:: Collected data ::
——————

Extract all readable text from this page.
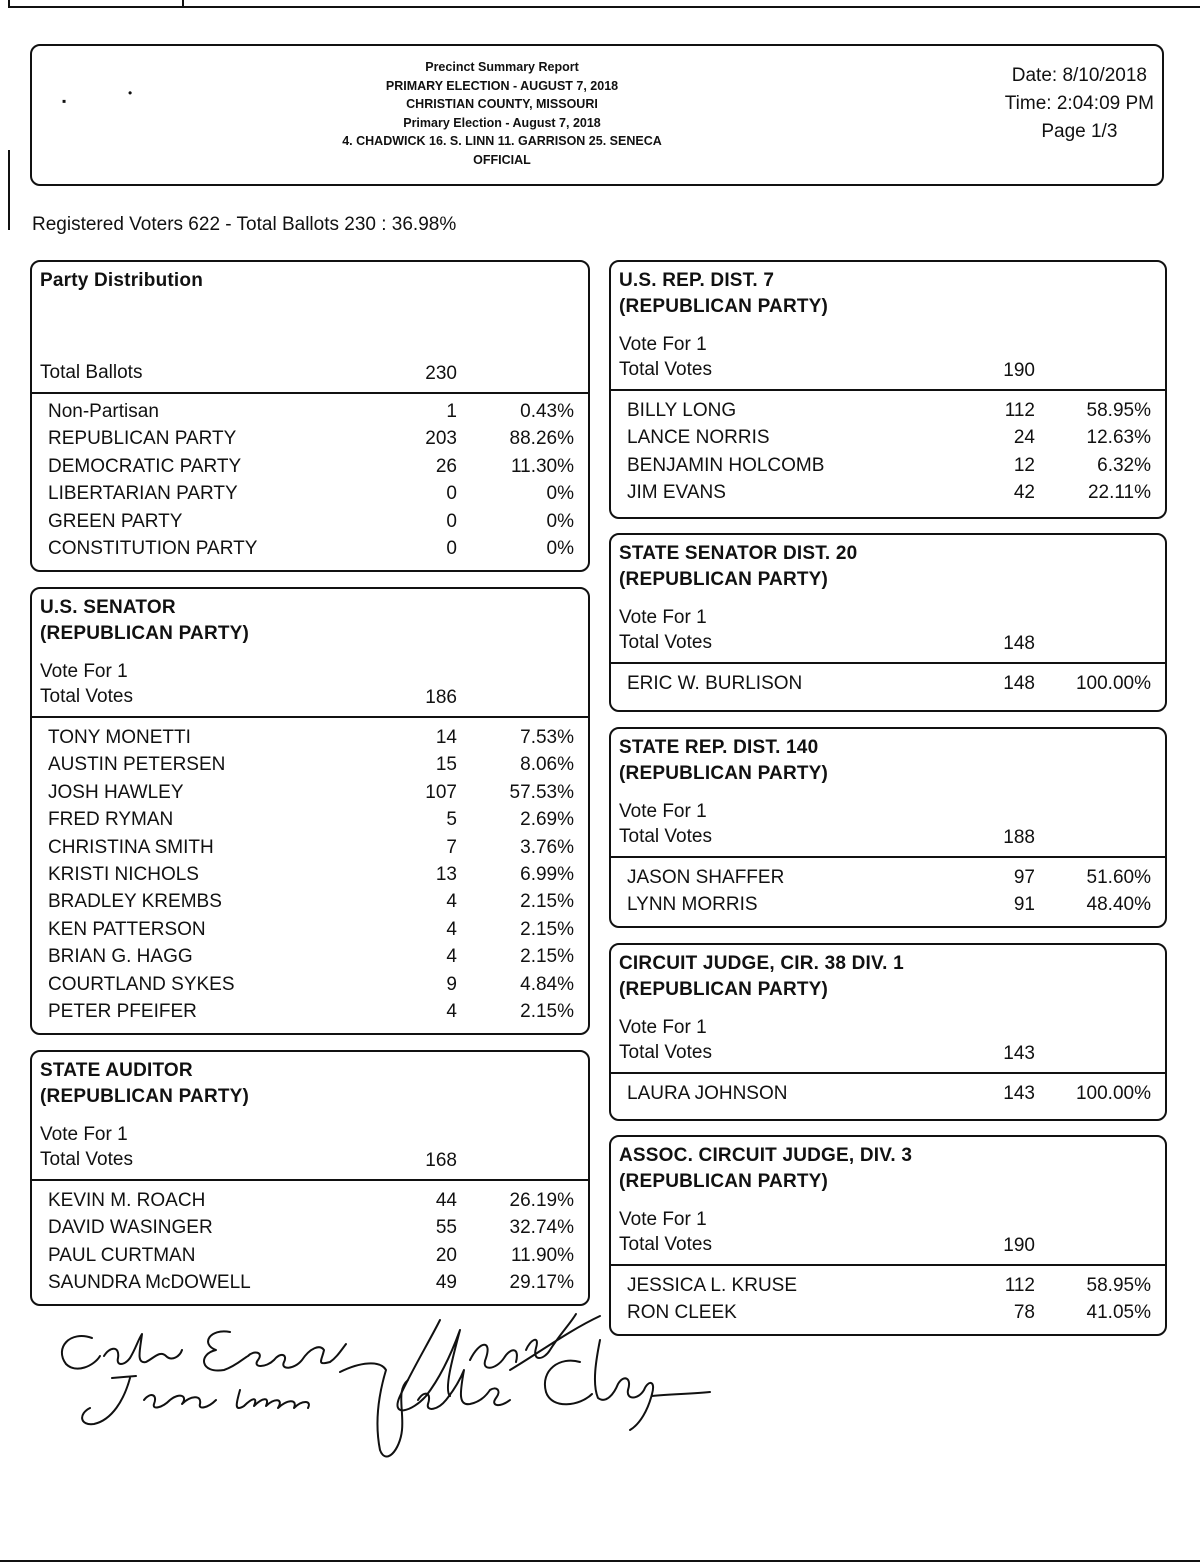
▪
•
Precinct Summary Report
PRIMARY ELECTION - AUGUST 7, 2018
CHRISTIAN COUNTY, MISSOURI
Primary Election - August 7, 2018
4. CHADWICK 16. S. LINN 11. GARRISON 25. SENECA
OFFICIAL
Date: 8/10/2018
Time: 2:04:09 PM
Page 1/3
Registered Voters 622 - Total Ballots 230 : 36.98%
Party Distribution
Total Ballots	230
Non-Partisan	1	0.43%
REPUBLICAN PARTY	203	88.26%
DEMOCRATIC PARTY	26	11.30%
LIBERTARIAN PARTY	0	0%
GREEN PARTY	0	0%
CONSTITUTION PARTY	0	0%
U.S. SENATOR
(REPUBLICAN PARTY)
Vote For 1
Total Votes	186
TONY MONETTI	14	7.53%
AUSTIN PETERSEN	15	8.06%
JOSH HAWLEY	107	57.53%
FRED RYMAN	5	2.69%
CHRISTINA SMITH	7	3.76%
KRISTI NICHOLS	13	6.99%
BRADLEY KREMBS	4	2.15%
KEN PATTERSON	4	2.15%
BRIAN G. HAGG	4	2.15%
COURTLAND SYKES	9	4.84%
PETER PFEIFER	4	2.15%
STATE AUDITOR
(REPUBLICAN PARTY)
Vote For 1
Total Votes	168
KEVIN M. ROACH	44	26.19%
DAVID WASINGER	55	32.74%
PAUL CURTMAN	20	11.90%
SAUNDRA McDOWELL	49	29.17%
U.S. REP. DIST. 7
(REPUBLICAN PARTY)
Vote For 1
Total Votes	190
BILLY LONG	112	58.95%
LANCE NORRIS	24	12.63%
BENJAMIN HOLCOMB	12	6.32%
JIM EVANS	42	22.11%
STATE SENATOR DIST. 20
(REPUBLICAN PARTY)
Vote For 1
Total Votes	148
ERIC W. BURLISON	148	100.00%
STATE REP. DIST. 140
(REPUBLICAN PARTY)
Vote For 1
Total Votes	188
JASON SHAFFER	97	51.60%
LYNN MORRIS	91	48.40%
CIRCUIT JUDGE, CIR. 38 DIV. 1
(REPUBLICAN PARTY)
Vote For 1
Total Votes	143
LAURA JOHNSON	143	100.00%
ASSOC. CIRCUIT JUDGE, DIV. 3
(REPUBLICAN PARTY)
Vote For 1
Total Votes	190
JESSICA L. KRUSE	112	58.95%
RON CLEEK	78	41.05%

——————

:: What is needed ::
Every entry must be reproduced exactly, with the images left out.

:: Correct response ::
Extract all readable text from this page.
▪
•
Precinct Summary Report
PRIMARY ELECTION - AUGUST 7, 2018
CHRISTIAN COUNTY, MISSOURI
Primary Election - August 7, 2018
4. CHADWICK 16. S. LINN 11. GARRISON 25. SENECA
OFFICIAL
Date: 8/10/2018
Time: 2:04:09 PM
Page 1/3
Registered Voters 622 - Total Ballots 230 : 36.98%
Party Distribution
Total Ballots	230
Non-Partisan	1	0.43%
REPUBLICAN PARTY	203	88.26%
DEMOCRATIC PARTY	26	11.30%
LIBERTARIAN PARTY	0	0%
GREEN PARTY	0	0%
CONSTITUTION PARTY	0	0%
U.S. SENATOR
(REPUBLICAN PARTY)
Vote For 1
Total Votes	186
TONY MONETTI	14	7.53%
AUSTIN PETERSEN	15	8.06%
JOSH HAWLEY	107	57.53%
FRED RYMAN	5	2.69%
CHRISTINA SMITH	7	3.76%
KRISTI NICHOLS	13	6.99%
BRADLEY KREMBS	4	2.15%
KEN PATTERSON	4	2.15%
BRIAN G. HAGG	4	2.15%
COURTLAND SYKES	9	4.84%
PETER PFEIFER	4	2.15%
STATE AUDITOR
(REPUBLICAN PARTY)
Vote For 1
Total Votes	168
KEVIN M. ROACH	44	26.19%
DAVID WASINGER	55	32.74%
PAUL CURTMAN	20	11.90%
SAUNDRA McDOWELL	49	29.17%
U.S. REP. DIST. 7
(REPUBLICAN PARTY)
Vote For 1
Total Votes	190
BILLY LONG	112	58.95%
LANCE NORRIS	24	12.63%
BENJAMIN HOLCOMB	12	6.32%
JIM EVANS	42	22.11%
STATE SENATOR DIST. 20
(REPUBLICAN PARTY)
Vote For 1
Total Votes	148
ERIC W. BURLISON	148	100.00%
STATE REP. DIST. 140
(REPUBLICAN PARTY)
Vote For 1
Total Votes	188
JASON SHAFFER	97	51.60%
LYNN MORRIS	91	48.40%
CIRCUIT JUDGE, CIR. 38 DIV. 1
(REPUBLICAN PARTY)
Vote For 1
Total Votes	143
LAURA JOHNSON	143	100.00%
ASSOC. CIRCUIT JUDGE, DIV. 3
(REPUBLICAN PARTY)
Vote For 1
Total Votes	190
JESSICA L. KRUSE	112	58.95%
RON CLEEK	78	41.05%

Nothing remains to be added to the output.